• PROBLEM DETAILS
Pictures stay out of the copy; restate everything else in the material exactly.

• RECORDED DATA
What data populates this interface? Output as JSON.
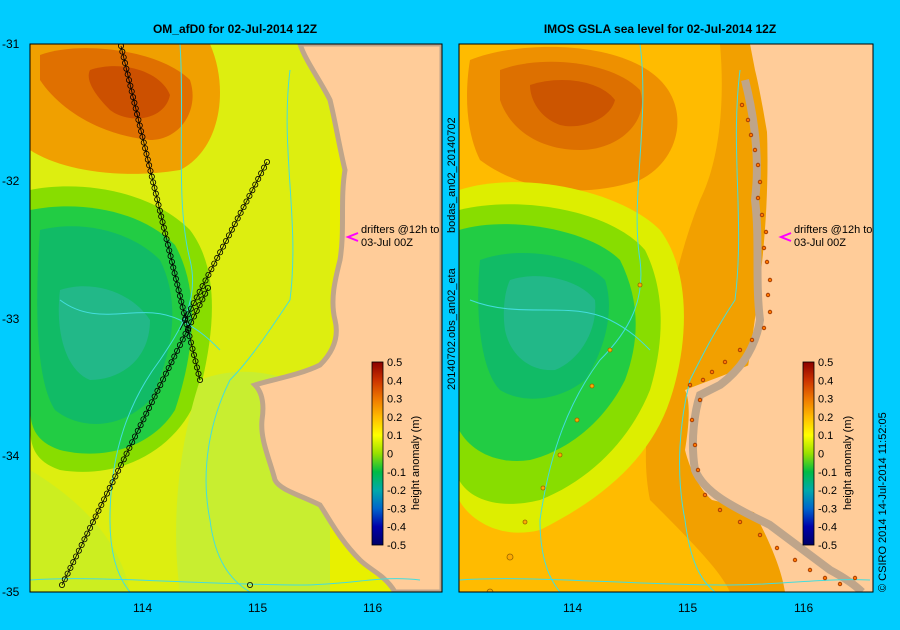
{
  "left_panel": {
    "title": "OM_afD0 for 02-Jul-2014 12Z",
    "annotation_line1": "drifters @12h to",
    "annotation_line2": "03-Jul 00Z"
  },
  "right_panel": {
    "title": "IMOS GSLA sea level  for 02-Jul-2014 12Z",
    "side_label": "20140702.obs_an02_eta",
    "side_label2": "bodas_an02_20140702",
    "annotation_line1": "drifters @12h to",
    "annotation_line2": "03-Jul 00Z"
  },
  "axes": {
    "x_ticks": [
      "114",
      "115",
      "116"
    ],
    "y_ticks": [
      "-31",
      "-32",
      "-33",
      "-34",
      "-35"
    ]
  },
  "colorbar": {
    "label": "height anomaly (m)",
    "ticks": [
      "0.5",
      "0.4",
      "0.3",
      "0.2",
      "0.1",
      "0",
      "-0.1",
      "-0.2",
      "-0.3",
      "-0.4",
      "-0.5"
    ]
  },
  "credit": "© CSIRO 2014   14-Jul-2014 11:52:05",
  "colors": {
    "background": "#00ccff",
    "land": "#ffcc99",
    "coast": "#bfa58a",
    "arrow": "#ff00ff",
    "drifter_track": "#000000"
  }
}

• SOLUTION TO THIS PROBLEM
What data populates this interface? Output as JSON.
{
  "left_panel": {
    "title": "OM_afD0 for 02-Jul-2014 12Z",
    "annotation_line1": "drifters @12h to",
    "annotation_line2": "03-Jul 00Z"
  },
  "right_panel": {
    "title": "IMOS GSLA sea level  for 02-Jul-2014 12Z",
    "side_label": "20140702.obs_an02_eta",
    "side_label2": "bodas_an02_20140702",
    "annotation_line1": "drifters @12h to",
    "annotation_line2": "03-Jul 00Z"
  },
  "axes": {
    "x_ticks": [
      "114",
      "115",
      "116"
    ],
    "y_ticks": [
      "-31",
      "-32",
      "-33",
      "-34",
      "-35"
    ]
  },
  "colorbar": {
    "label": "height anomaly (m)",
    "ticks": [
      "0.5",
      "0.4",
      "0.3",
      "0.2",
      "0.1",
      "0",
      "-0.1",
      "-0.2",
      "-0.3",
      "-0.4",
      "-0.5"
    ]
  },
  "credit": "© CSIRO 2014   14-Jul-2014 11:52:05",
  "colors": {
    "background": "#00ccff",
    "land": "#ffcc99",
    "coast": "#bfa58a",
    "arrow": "#ff00ff",
    "drifter_track": "#000000"
  }
}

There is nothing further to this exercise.